- REQUEST:
Search the records below for the word "JSON". Pull out each line that has it.

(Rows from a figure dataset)
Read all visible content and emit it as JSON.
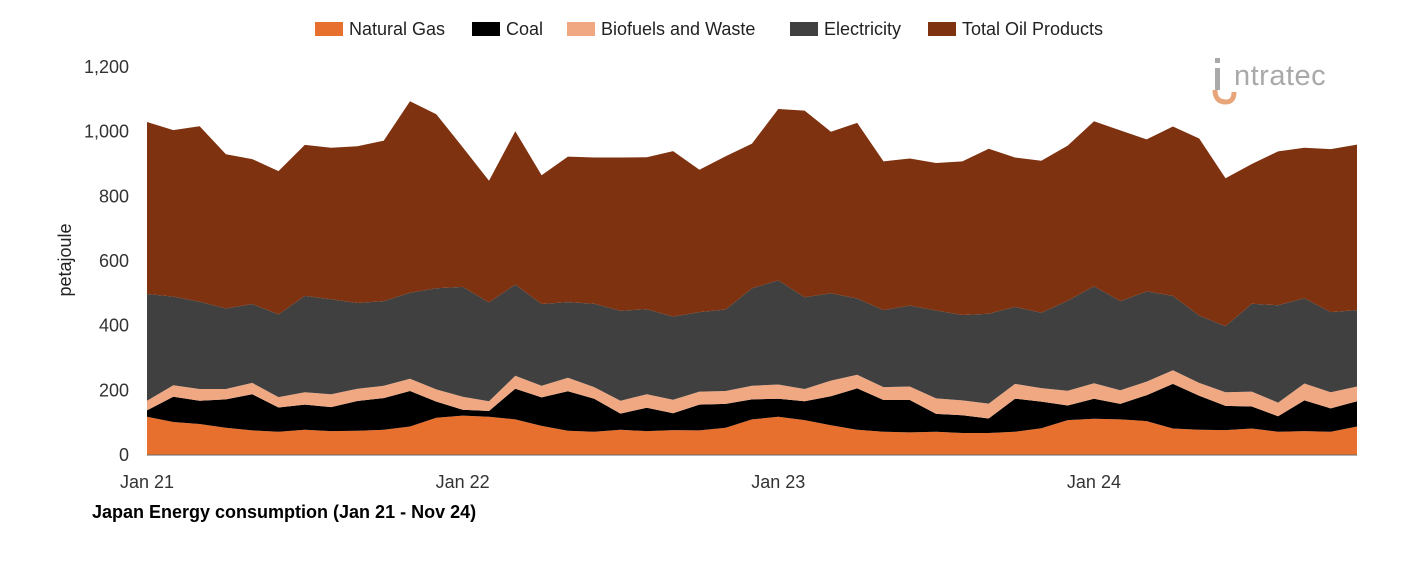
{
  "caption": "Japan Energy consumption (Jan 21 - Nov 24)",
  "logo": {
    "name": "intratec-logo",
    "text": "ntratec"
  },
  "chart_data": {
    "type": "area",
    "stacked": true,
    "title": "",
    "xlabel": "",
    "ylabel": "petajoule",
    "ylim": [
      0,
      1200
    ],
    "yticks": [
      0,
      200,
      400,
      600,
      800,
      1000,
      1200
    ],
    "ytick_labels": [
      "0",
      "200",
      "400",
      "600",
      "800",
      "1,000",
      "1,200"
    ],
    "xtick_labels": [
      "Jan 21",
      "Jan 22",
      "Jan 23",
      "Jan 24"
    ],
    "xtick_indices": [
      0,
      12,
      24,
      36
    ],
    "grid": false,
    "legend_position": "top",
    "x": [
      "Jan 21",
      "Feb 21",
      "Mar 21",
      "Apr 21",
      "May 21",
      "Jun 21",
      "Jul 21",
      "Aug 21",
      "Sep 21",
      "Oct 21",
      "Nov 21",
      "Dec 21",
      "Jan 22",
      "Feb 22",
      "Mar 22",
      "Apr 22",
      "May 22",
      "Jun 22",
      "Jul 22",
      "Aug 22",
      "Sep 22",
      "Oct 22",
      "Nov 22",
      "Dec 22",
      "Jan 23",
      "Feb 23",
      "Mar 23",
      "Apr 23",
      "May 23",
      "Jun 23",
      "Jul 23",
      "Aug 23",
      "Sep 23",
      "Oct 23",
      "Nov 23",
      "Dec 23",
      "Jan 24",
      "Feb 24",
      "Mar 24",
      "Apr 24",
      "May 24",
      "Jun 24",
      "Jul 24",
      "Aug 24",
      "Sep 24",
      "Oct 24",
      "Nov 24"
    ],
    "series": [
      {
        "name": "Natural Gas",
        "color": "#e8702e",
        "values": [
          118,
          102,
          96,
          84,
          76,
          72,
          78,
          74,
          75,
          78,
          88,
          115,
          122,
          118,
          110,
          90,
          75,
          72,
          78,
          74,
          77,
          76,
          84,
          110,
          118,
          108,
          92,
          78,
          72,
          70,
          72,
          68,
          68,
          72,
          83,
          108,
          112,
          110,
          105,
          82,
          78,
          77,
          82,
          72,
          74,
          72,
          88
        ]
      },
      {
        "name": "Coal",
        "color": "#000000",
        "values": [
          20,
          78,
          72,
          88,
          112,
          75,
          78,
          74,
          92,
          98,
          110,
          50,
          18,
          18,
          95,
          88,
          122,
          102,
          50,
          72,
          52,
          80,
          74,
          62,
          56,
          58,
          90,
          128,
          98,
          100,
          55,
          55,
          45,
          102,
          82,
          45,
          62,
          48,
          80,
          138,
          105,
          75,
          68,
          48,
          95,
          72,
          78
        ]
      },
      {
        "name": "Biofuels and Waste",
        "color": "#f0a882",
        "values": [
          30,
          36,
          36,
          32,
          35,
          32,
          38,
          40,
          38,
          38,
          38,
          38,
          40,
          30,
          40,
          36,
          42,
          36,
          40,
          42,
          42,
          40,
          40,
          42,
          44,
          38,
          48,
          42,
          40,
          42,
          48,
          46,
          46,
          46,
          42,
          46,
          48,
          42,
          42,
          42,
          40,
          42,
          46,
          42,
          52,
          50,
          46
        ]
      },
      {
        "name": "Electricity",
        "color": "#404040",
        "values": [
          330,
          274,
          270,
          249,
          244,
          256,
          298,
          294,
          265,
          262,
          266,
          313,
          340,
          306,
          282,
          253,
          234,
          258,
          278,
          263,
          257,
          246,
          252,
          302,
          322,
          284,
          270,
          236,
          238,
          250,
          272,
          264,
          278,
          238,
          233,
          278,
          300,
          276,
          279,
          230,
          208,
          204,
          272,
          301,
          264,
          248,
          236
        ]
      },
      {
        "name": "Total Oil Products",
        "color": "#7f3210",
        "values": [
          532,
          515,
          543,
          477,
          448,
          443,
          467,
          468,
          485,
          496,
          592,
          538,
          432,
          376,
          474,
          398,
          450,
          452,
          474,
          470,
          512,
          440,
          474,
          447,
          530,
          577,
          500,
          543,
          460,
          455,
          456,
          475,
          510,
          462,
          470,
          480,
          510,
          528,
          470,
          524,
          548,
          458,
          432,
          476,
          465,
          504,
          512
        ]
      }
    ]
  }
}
--
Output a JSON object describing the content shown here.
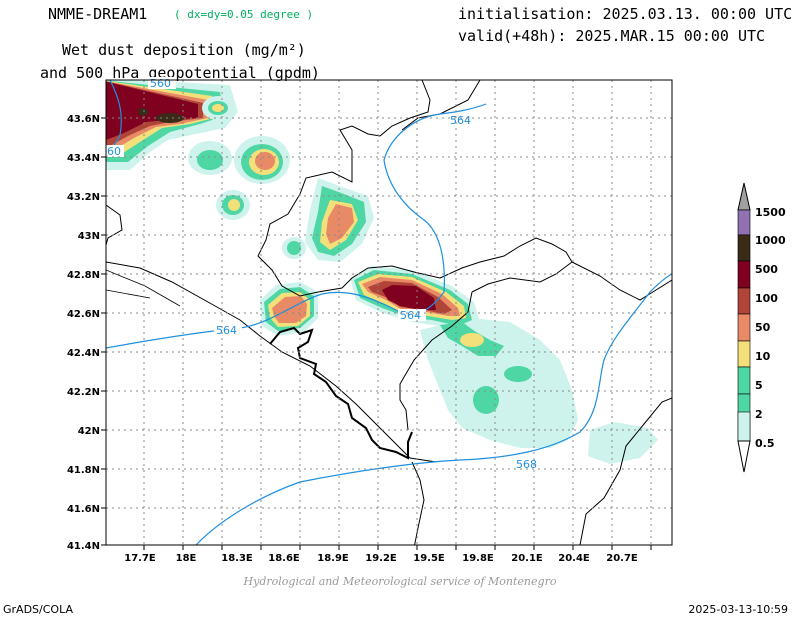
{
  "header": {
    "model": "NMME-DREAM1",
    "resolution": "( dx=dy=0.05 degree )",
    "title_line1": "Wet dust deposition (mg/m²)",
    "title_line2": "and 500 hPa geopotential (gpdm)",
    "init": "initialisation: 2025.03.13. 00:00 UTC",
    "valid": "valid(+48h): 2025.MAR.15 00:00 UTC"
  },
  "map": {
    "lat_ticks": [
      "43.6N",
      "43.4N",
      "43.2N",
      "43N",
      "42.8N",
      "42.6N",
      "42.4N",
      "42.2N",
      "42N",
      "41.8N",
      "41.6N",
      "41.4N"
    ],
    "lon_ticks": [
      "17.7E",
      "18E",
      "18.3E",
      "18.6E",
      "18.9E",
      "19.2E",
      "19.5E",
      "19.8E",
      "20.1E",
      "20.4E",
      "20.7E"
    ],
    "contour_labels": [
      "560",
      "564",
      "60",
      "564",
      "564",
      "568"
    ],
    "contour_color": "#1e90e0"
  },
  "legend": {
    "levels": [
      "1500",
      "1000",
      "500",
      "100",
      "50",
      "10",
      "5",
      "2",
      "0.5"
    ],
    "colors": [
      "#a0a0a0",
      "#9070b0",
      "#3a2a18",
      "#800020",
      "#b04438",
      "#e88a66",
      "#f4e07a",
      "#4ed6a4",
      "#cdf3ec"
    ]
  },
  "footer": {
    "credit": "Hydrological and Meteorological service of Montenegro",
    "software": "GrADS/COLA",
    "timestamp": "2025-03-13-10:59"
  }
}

- THE REPLY:
Read all visible content and emit it as JSON.
Output a JSON object describing the content shown here.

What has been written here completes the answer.